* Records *
— begin —

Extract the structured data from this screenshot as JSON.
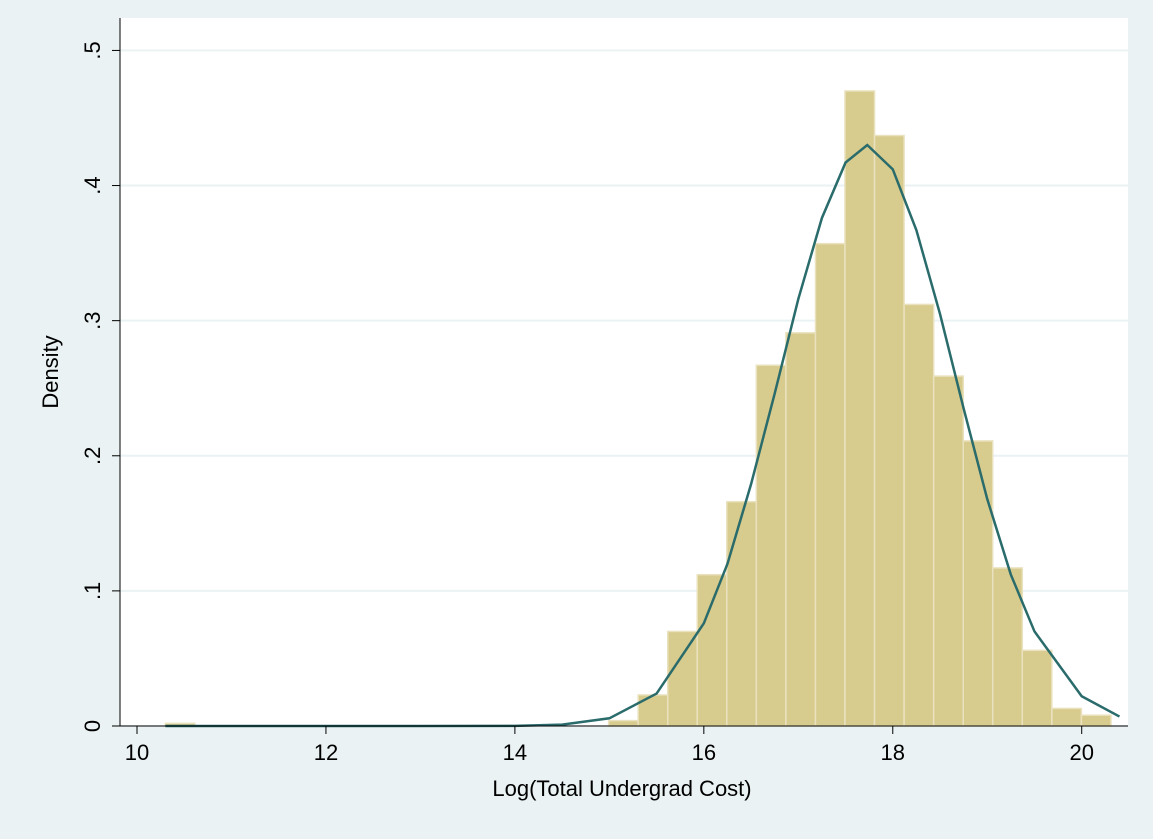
{
  "chart_data": {
    "type": "histogram",
    "x_label": "Log(Total Undergrad Cost)",
    "y_label": "Density",
    "bins": [
      10.3,
      10.613,
      10.926,
      11.238,
      11.551,
      11.864,
      12.177,
      12.49,
      12.802,
      13.115,
      13.428,
      13.741,
      14.054,
      14.366,
      14.679,
      14.992,
      15.305,
      15.618,
      15.93,
      16.243,
      16.556,
      16.869,
      17.182,
      17.494,
      17.807,
      18.12,
      18.433,
      18.746,
      19.058,
      19.371,
      19.684,
      19.997,
      20.31
    ],
    "values": [
      0.002,
      0,
      0,
      0,
      0,
      0,
      0,
      0,
      0,
      0,
      0,
      0,
      0,
      0,
      0,
      0.004,
      0.023,
      0.07,
      0.112,
      0.166,
      0.267,
      0.291,
      0.357,
      0.47,
      0.437,
      0.312,
      0.259,
      0.211,
      0.117,
      0.056,
      0.013,
      0.008
    ],
    "color": "#d8cb8e",
    "density_curve": {
      "color": "#2a6b6b",
      "x": [
        10.3,
        13,
        14,
        14.5,
        15,
        15.5,
        16,
        16.25,
        16.5,
        16.75,
        17,
        17.25,
        17.5,
        17.73,
        18,
        18.25,
        18.5,
        18.75,
        19,
        19.25,
        19.5,
        20,
        20.4
      ],
      "values": [
        0,
        0,
        0.0001,
        0.001,
        0.0057,
        0.024,
        0.076,
        0.12,
        0.179,
        0.246,
        0.316,
        0.376,
        0.417,
        0.43,
        0.412,
        0.367,
        0.305,
        0.235,
        0.168,
        0.112,
        0.07,
        0.022,
        0.007
      ]
    },
    "xlim": [
      9.82,
      20.49
    ],
    "ylim": [
      0,
      0.524
    ],
    "xticks": [
      10,
      12,
      14,
      16,
      18,
      20
    ],
    "yticks": [
      0,
      {
        "value": 0.1,
        "label": ".1"
      },
      {
        "value": 0.2,
        "label": ".2"
      },
      {
        "value": 0.3,
        "label": ".3"
      },
      {
        "value": 0.4,
        "label": ".4"
      },
      {
        "value": 0.5,
        "label": ".5"
      }
    ],
    "grid": true
  }
}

— end —

* Set exercise *
Exactly reproduce the entries above, minus the pictures.

* Answer for this exercise *
Extract the structured data from this screenshot as JSON.
{
  "chart_data": {
    "type": "histogram",
    "x_label": "Log(Total Undergrad Cost)",
    "y_label": "Density",
    "bins": [
      10.3,
      10.613,
      10.926,
      11.238,
      11.551,
      11.864,
      12.177,
      12.49,
      12.802,
      13.115,
      13.428,
      13.741,
      14.054,
      14.366,
      14.679,
      14.992,
      15.305,
      15.618,
      15.93,
      16.243,
      16.556,
      16.869,
      17.182,
      17.494,
      17.807,
      18.12,
      18.433,
      18.746,
      19.058,
      19.371,
      19.684,
      19.997,
      20.31
    ],
    "values": [
      0.002,
      0,
      0,
      0,
      0,
      0,
      0,
      0,
      0,
      0,
      0,
      0,
      0,
      0,
      0,
      0.004,
      0.023,
      0.07,
      0.112,
      0.166,
      0.267,
      0.291,
      0.357,
      0.47,
      0.437,
      0.312,
      0.259,
      0.211,
      0.117,
      0.056,
      0.013,
      0.008
    ],
    "color": "#d8cb8e",
    "density_curve": {
      "color": "#2a6b6b",
      "x": [
        10.3,
        13,
        14,
        14.5,
        15,
        15.5,
        16,
        16.25,
        16.5,
        16.75,
        17,
        17.25,
        17.5,
        17.73,
        18,
        18.25,
        18.5,
        18.75,
        19,
        19.25,
        19.5,
        20,
        20.4
      ],
      "values": [
        0,
        0,
        0.0001,
        0.001,
        0.0057,
        0.024,
        0.076,
        0.12,
        0.179,
        0.246,
        0.316,
        0.376,
        0.417,
        0.43,
        0.412,
        0.367,
        0.305,
        0.235,
        0.168,
        0.112,
        0.07,
        0.022,
        0.007
      ]
    },
    "xlim": [
      9.82,
      20.49
    ],
    "ylim": [
      0,
      0.524
    ],
    "xticks": [
      10,
      12,
      14,
      16,
      18,
      20
    ],
    "yticks": [
      0,
      {
        "value": 0.1,
        "label": ".1"
      },
      {
        "value": 0.2,
        "label": ".2"
      },
      {
        "value": 0.3,
        "label": ".3"
      },
      {
        "value": 0.4,
        "label": ".4"
      },
      {
        "value": 0.5,
        "label": ".5"
      }
    ],
    "grid": true
  }
}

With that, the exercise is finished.